§ AIM: Work through the listing below and count the lines that hold "arcmin". Answer with the number alone.

§ MATERIAL:
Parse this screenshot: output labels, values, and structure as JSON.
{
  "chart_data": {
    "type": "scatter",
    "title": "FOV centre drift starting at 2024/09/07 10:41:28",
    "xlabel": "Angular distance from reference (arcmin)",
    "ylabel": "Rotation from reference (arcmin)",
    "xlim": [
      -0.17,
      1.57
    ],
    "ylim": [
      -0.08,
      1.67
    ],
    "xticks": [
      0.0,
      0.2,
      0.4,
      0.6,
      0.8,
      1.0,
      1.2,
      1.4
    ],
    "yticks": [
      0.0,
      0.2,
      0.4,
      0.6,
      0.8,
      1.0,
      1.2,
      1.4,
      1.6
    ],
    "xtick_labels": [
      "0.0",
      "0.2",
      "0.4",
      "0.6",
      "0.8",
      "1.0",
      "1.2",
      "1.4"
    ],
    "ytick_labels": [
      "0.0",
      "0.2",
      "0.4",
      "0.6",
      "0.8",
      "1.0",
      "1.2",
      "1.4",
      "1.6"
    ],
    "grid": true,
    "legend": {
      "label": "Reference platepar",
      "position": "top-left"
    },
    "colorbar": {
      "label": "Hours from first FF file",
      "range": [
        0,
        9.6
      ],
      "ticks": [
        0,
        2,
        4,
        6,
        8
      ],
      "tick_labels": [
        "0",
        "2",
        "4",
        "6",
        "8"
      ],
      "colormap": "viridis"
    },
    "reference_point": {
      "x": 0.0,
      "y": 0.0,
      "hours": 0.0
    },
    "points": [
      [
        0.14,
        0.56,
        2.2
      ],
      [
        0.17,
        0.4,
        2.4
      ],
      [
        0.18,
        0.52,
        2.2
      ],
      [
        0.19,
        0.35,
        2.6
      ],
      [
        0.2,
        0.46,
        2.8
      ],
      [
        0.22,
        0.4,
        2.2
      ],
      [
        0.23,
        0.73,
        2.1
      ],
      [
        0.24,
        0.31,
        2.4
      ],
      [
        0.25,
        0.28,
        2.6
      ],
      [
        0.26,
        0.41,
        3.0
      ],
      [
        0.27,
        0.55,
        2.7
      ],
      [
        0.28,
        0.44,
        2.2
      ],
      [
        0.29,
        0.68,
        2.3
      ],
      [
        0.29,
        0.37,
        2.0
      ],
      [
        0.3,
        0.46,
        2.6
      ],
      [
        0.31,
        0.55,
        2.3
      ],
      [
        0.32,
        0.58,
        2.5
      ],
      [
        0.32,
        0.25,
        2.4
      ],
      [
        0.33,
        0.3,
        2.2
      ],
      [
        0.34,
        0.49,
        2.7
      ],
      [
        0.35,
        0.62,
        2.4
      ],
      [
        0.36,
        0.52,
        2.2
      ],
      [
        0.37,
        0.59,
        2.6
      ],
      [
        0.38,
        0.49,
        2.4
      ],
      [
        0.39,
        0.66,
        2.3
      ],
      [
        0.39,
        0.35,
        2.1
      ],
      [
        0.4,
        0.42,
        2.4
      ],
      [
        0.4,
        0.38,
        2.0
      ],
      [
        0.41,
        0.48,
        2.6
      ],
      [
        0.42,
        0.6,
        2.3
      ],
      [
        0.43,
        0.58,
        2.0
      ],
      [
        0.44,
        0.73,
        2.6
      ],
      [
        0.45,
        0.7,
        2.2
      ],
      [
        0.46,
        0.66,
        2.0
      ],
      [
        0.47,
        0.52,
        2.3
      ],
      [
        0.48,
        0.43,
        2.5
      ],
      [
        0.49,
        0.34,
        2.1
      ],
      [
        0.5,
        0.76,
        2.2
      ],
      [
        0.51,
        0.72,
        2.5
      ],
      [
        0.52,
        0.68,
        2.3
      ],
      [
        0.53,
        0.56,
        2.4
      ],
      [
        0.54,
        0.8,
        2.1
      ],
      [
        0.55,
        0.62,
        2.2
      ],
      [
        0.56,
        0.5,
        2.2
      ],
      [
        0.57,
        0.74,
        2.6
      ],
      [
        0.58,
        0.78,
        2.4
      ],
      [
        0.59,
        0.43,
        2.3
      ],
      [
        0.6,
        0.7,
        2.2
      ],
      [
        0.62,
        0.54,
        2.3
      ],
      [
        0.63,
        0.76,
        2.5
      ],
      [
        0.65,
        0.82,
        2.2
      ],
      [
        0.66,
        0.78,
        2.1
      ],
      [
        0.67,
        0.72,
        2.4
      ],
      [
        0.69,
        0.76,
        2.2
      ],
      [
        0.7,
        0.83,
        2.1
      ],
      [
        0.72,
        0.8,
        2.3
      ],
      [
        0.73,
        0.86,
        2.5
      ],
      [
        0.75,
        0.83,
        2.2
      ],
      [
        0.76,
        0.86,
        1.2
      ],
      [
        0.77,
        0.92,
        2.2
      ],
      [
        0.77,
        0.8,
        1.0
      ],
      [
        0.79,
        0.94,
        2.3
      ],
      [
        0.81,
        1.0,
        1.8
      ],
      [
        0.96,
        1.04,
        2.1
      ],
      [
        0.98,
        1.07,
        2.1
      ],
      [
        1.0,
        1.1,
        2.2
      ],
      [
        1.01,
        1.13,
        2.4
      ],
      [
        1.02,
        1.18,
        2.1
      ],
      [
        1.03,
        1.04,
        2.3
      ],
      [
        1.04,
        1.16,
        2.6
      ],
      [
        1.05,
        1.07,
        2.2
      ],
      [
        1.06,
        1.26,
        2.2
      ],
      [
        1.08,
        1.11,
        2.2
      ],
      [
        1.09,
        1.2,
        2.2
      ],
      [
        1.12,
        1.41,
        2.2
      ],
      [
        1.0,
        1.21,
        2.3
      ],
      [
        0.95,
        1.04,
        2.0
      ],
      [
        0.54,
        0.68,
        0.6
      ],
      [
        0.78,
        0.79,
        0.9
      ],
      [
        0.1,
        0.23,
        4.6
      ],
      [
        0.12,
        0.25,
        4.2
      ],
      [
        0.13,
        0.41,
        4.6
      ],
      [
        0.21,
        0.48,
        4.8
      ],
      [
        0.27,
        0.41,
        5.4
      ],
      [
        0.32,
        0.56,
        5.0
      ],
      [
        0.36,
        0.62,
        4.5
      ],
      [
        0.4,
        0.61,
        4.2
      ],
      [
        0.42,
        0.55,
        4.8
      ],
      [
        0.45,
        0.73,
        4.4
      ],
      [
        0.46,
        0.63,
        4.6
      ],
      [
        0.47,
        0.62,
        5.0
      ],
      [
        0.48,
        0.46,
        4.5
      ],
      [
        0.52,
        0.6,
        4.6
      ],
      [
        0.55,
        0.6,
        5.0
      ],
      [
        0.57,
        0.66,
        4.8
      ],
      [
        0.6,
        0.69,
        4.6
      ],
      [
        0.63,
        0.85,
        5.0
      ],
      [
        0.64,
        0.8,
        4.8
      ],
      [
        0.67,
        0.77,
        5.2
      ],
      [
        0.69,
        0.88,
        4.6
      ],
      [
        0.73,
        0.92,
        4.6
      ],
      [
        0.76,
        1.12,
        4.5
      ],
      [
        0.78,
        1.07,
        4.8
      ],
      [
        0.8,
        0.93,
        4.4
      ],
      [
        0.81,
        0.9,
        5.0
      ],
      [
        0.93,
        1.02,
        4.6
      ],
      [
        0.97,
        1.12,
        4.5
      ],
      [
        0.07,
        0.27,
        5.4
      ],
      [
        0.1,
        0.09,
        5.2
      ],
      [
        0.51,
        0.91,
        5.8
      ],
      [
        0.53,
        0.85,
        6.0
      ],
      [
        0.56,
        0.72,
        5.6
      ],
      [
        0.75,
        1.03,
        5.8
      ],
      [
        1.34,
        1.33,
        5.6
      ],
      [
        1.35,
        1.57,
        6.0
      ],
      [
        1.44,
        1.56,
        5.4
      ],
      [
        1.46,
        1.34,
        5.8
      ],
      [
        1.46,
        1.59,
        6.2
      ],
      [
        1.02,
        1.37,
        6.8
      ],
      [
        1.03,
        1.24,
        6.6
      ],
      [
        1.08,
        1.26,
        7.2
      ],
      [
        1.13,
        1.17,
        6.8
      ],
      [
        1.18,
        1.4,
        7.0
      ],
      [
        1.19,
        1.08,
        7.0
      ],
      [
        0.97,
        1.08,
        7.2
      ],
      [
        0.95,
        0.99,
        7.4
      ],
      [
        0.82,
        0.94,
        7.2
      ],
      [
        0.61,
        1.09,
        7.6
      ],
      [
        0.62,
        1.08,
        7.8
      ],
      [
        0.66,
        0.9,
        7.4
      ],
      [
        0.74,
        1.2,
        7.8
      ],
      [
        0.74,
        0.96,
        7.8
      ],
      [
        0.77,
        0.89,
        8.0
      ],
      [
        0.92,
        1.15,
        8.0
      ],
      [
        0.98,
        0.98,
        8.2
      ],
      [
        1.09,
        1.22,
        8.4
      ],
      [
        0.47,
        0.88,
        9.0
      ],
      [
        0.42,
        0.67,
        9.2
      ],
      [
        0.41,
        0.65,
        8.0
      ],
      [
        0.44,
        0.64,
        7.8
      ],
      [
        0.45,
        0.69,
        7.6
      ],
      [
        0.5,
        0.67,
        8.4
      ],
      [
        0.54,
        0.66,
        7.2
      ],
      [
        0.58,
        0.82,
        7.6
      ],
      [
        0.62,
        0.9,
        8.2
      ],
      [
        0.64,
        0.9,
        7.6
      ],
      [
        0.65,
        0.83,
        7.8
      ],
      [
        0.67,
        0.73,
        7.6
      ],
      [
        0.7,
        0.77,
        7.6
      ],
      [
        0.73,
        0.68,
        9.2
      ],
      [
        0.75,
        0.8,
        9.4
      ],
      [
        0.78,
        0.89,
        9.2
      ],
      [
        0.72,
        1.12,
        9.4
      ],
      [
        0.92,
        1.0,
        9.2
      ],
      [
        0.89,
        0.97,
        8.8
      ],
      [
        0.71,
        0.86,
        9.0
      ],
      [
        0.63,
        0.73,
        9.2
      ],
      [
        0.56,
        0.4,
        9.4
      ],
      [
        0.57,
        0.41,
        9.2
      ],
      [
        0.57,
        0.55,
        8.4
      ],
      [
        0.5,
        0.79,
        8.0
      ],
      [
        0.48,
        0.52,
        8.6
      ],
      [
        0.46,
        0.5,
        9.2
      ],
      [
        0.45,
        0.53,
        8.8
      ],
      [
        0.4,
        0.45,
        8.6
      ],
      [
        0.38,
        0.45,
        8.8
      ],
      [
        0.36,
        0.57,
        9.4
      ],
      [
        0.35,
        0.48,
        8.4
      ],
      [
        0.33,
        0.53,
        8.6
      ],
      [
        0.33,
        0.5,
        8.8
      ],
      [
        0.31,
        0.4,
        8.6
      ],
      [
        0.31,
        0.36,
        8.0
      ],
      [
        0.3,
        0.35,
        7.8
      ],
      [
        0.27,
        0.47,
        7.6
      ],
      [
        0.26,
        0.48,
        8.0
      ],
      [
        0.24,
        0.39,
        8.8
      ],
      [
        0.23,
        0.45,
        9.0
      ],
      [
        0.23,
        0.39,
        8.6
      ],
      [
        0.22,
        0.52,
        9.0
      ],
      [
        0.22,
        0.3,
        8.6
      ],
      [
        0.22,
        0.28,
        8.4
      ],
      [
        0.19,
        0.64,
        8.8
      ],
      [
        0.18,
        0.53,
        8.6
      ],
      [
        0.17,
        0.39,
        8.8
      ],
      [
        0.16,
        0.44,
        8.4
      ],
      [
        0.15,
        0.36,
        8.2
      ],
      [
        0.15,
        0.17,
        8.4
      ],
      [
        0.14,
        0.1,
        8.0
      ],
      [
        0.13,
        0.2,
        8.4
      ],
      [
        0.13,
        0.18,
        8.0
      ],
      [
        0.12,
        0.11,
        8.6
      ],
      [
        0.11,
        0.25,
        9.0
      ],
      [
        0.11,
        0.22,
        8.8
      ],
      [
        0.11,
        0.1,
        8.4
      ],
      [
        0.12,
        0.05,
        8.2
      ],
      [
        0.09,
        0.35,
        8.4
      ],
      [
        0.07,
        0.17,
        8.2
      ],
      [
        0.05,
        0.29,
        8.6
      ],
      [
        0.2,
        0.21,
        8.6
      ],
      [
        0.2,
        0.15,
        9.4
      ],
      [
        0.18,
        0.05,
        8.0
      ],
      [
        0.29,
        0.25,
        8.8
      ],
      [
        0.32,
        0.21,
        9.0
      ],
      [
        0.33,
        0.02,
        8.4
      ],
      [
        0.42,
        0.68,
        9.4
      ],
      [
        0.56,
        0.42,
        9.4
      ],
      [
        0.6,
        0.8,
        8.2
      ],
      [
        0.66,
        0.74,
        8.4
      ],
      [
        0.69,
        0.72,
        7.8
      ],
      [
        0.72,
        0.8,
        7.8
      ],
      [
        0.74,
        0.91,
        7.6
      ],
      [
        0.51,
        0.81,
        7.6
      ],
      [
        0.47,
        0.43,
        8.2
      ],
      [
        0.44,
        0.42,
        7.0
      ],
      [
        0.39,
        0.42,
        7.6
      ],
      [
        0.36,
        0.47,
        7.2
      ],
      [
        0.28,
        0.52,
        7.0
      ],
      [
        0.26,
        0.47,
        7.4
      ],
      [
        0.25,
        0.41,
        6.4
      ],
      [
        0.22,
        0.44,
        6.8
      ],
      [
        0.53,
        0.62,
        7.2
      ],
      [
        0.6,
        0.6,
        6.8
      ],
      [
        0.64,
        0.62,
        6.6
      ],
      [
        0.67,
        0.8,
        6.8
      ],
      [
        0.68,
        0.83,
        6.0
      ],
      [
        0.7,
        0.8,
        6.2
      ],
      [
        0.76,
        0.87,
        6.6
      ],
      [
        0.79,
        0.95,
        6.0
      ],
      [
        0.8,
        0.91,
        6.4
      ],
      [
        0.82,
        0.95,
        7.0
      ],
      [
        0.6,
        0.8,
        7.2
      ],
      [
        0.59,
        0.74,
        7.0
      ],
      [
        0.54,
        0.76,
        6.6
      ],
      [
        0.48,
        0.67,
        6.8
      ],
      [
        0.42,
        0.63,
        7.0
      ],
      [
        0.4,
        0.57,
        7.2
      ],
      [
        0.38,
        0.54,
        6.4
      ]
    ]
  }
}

§ THE SOLUTION: 2